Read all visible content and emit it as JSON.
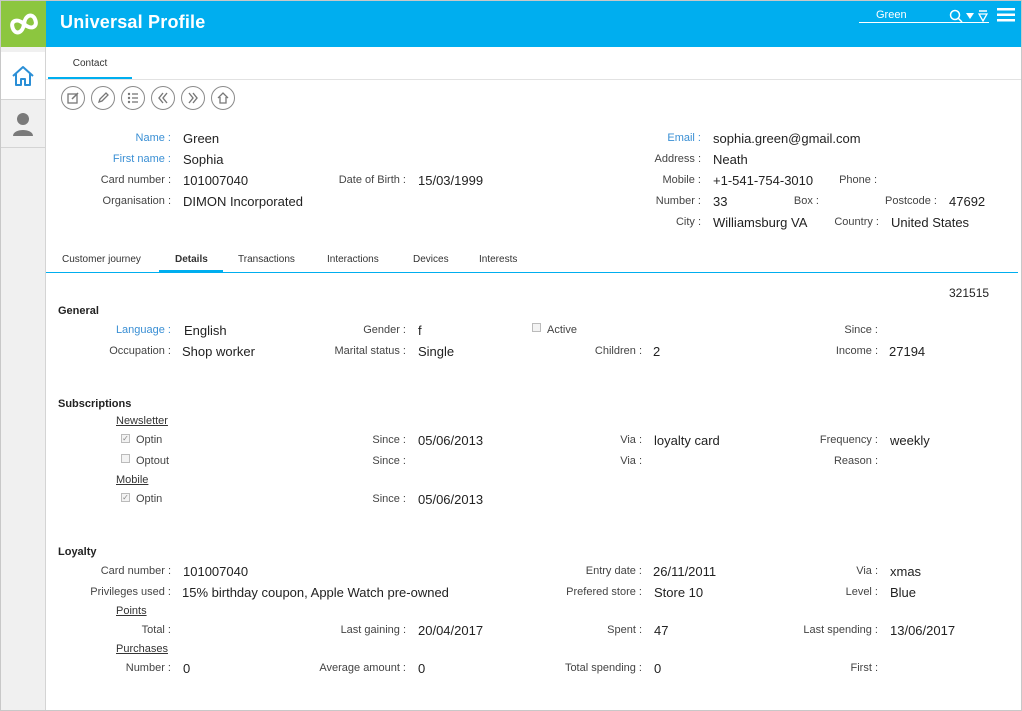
{
  "header": {
    "title": "Universal Profile",
    "search_value": "Green"
  },
  "colors": {
    "accent": "#00aeef",
    "logo": "#8cc63f",
    "label_blue": "#3a8fd4"
  },
  "top_tabs": {
    "contact": "Contact"
  },
  "toolbar": {
    "icons": [
      "edit-doc-icon",
      "pencil-icon",
      "list-icon",
      "previous-icon",
      "next-icon",
      "home-icon"
    ]
  },
  "contact": {
    "name_label": "Name :",
    "name": "Green",
    "first_name_label": "First name :",
    "first_name": "Sophia",
    "card_label": "Card number :",
    "card": "101007040",
    "org_label": "Organisation :",
    "org": "DIMON Incorporated",
    "dob_label": "Date of Birth :",
    "dob": "15/03/1999",
    "email_label": "Email :",
    "email": "sophia.green@gmail.com",
    "address_label": "Address :",
    "address": "Neath",
    "mobile_label": "Mobile :",
    "mobile": "+1-541-754-3010",
    "phone_label": "Phone :",
    "number_label": "Number :",
    "number": "33",
    "box_label": "Box :",
    "postcode_label": "Postcode :",
    "postcode": "47692",
    "city_label": "City :",
    "city": "Williamsburg VA",
    "country_label": "Country :",
    "country": "United States"
  },
  "detail_tabs": [
    "Customer journey",
    "Details",
    "Transactions",
    "Interactions",
    "Devices",
    "Interests"
  ],
  "details": {
    "id": "321515",
    "general_title": "General",
    "language_label": "Language :",
    "language": "English",
    "gender_label": "Gender :",
    "gender": "f",
    "active_label": "Active",
    "since_label": "Since :",
    "occupation_label": "Occupation :",
    "occupation": "Shop worker",
    "marital_label": "Marital status :",
    "marital": "Single",
    "children_label": "Children :",
    "children": "2",
    "income_label": "Income :",
    "income": "27194"
  },
  "subscriptions": {
    "title": "Subscriptions",
    "newsletter": "Newsletter",
    "optin_label": "Optin",
    "optout_label": "Optout",
    "since_label": "Since :",
    "via_label": "Via :",
    "optin_since": "05/06/2013",
    "optin_via": "loyalty card",
    "frequency_label": "Frequency :",
    "frequency": "weekly",
    "reason_label": "Reason :",
    "mobile": "Mobile",
    "mobile_optin_label": "Optin",
    "mobile_since": "05/06/2013"
  },
  "loyalty": {
    "title": "Loyalty",
    "card_label": "Card number :",
    "card": "101007040",
    "entry_label": "Entry date :",
    "entry": "26/11/2011",
    "via_label": "Via :",
    "via": "xmas",
    "privileges_label": "Privileges used :",
    "privileges": "15% birthday coupon, Apple Watch pre-owned",
    "store_label": "Prefered store :",
    "store": "Store 10",
    "level_label": "Level :",
    "level": "Blue",
    "points": "Points",
    "total_label": "Total :",
    "last_gaining_label": "Last gaining :",
    "last_gaining": "20/04/2017",
    "spent_label": "Spent :",
    "spent": "47",
    "last_spending_label": "Last spending :",
    "last_spending": "13/06/2017",
    "purchases": "Purchases",
    "p_number_label": "Number :",
    "p_number": "0",
    "avg_label": "Average amount :",
    "avg": "0",
    "total_spending_label": "Total spending :",
    "total_spending": "0",
    "first_label": "First :"
  }
}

# EXERCISE GOAL
Write the listing above out again exactly, dropping each image.

# THE SOLUTION
Read all visible content and emit it as JSON.
{
  "header": {
    "title": "Universal Profile",
    "search_value": "Green"
  },
  "colors": {
    "accent": "#00aeef",
    "logo": "#8cc63f",
    "label_blue": "#3a8fd4"
  },
  "top_tabs": {
    "contact": "Contact"
  },
  "toolbar": {
    "icons": [
      "edit-doc-icon",
      "pencil-icon",
      "list-icon",
      "previous-icon",
      "next-icon",
      "home-icon"
    ]
  },
  "contact": {
    "name_label": "Name :",
    "name": "Green",
    "first_name_label": "First name :",
    "first_name": "Sophia",
    "card_label": "Card number :",
    "card": "101007040",
    "org_label": "Organisation :",
    "org": "DIMON Incorporated",
    "dob_label": "Date of Birth :",
    "dob": "15/03/1999",
    "email_label": "Email :",
    "email": "sophia.green@gmail.com",
    "address_label": "Address :",
    "address": "Neath",
    "mobile_label": "Mobile :",
    "mobile": "+1-541-754-3010",
    "phone_label": "Phone :",
    "number_label": "Number :",
    "number": "33",
    "box_label": "Box :",
    "postcode_label": "Postcode :",
    "postcode": "47692",
    "city_label": "City :",
    "city": "Williamsburg VA",
    "country_label": "Country :",
    "country": "United States"
  },
  "detail_tabs": [
    "Customer journey",
    "Details",
    "Transactions",
    "Interactions",
    "Devices",
    "Interests"
  ],
  "details": {
    "id": "321515",
    "general_title": "General",
    "language_label": "Language :",
    "language": "English",
    "gender_label": "Gender :",
    "gender": "f",
    "active_label": "Active",
    "since_label": "Since :",
    "occupation_label": "Occupation :",
    "occupation": "Shop worker",
    "marital_label": "Marital status :",
    "marital": "Single",
    "children_label": "Children :",
    "children": "2",
    "income_label": "Income :",
    "income": "27194"
  },
  "subscriptions": {
    "title": "Subscriptions",
    "newsletter": "Newsletter",
    "optin_label": "Optin",
    "optout_label": "Optout",
    "since_label": "Since :",
    "via_label": "Via :",
    "optin_since": "05/06/2013",
    "optin_via": "loyalty card",
    "frequency_label": "Frequency :",
    "frequency": "weekly",
    "reason_label": "Reason :",
    "mobile": "Mobile",
    "mobile_optin_label": "Optin",
    "mobile_since": "05/06/2013"
  },
  "loyalty": {
    "title": "Loyalty",
    "card_label": "Card number :",
    "card": "101007040",
    "entry_label": "Entry date :",
    "entry": "26/11/2011",
    "via_label": "Via :",
    "via": "xmas",
    "privileges_label": "Privileges used :",
    "privileges": "15% birthday coupon, Apple Watch pre-owned",
    "store_label": "Prefered store :",
    "store": "Store 10",
    "level_label": "Level :",
    "level": "Blue",
    "points": "Points",
    "total_label": "Total :",
    "last_gaining_label": "Last gaining :",
    "last_gaining": "20/04/2017",
    "spent_label": "Spent :",
    "spent": "47",
    "last_spending_label": "Last spending :",
    "last_spending": "13/06/2017",
    "purchases": "Purchases",
    "p_number_label": "Number :",
    "p_number": "0",
    "avg_label": "Average amount :",
    "avg": "0",
    "total_spending_label": "Total spending :",
    "total_spending": "0",
    "first_label": "First :"
  }
}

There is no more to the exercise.